§ **Written instruction**
In the reply about the CHOST setting, what does make.conf.example now say in its CHOST description?
━━━━━ Document extract ━━━━━
You're correct.  This is not listed in the Handbook.  I will ask them to change
this now so there won't be any confusion.  I also noticed that the
make.conf.example has been changed from "# DO NOT CHANGE THIS SETTING UNLESS YOU
KNOW WHAT YOU ARE DOING!" to "# DO NOT CHANGE THIS SETTING UNLESS YOU ARE USING
STAGE1!" for the CHOST description, so I apologise that this valuable piece of
information has become lost to users.

> > which is nothing more than a *COSMETIC* change anyway
> 
> That sounds nice; well, why isn't this in the Handbook as well?
> Instead, we have this:
> 
>   "The CHOST variable defines what architecture gcc has to
>   compile programs for."
> 
> Does it sound strange then that people decide to use stage1
> *so that they can change CHOST* ??
━━━━━ Information provided ━━━━━
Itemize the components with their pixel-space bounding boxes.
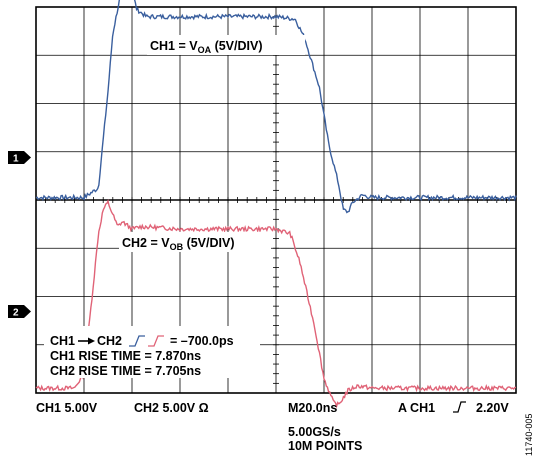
━━━━━
§ **Exercise response**
"# DO NOT CHANGE THIS SETTING UNLESS YOU ARE USING STAGE1!"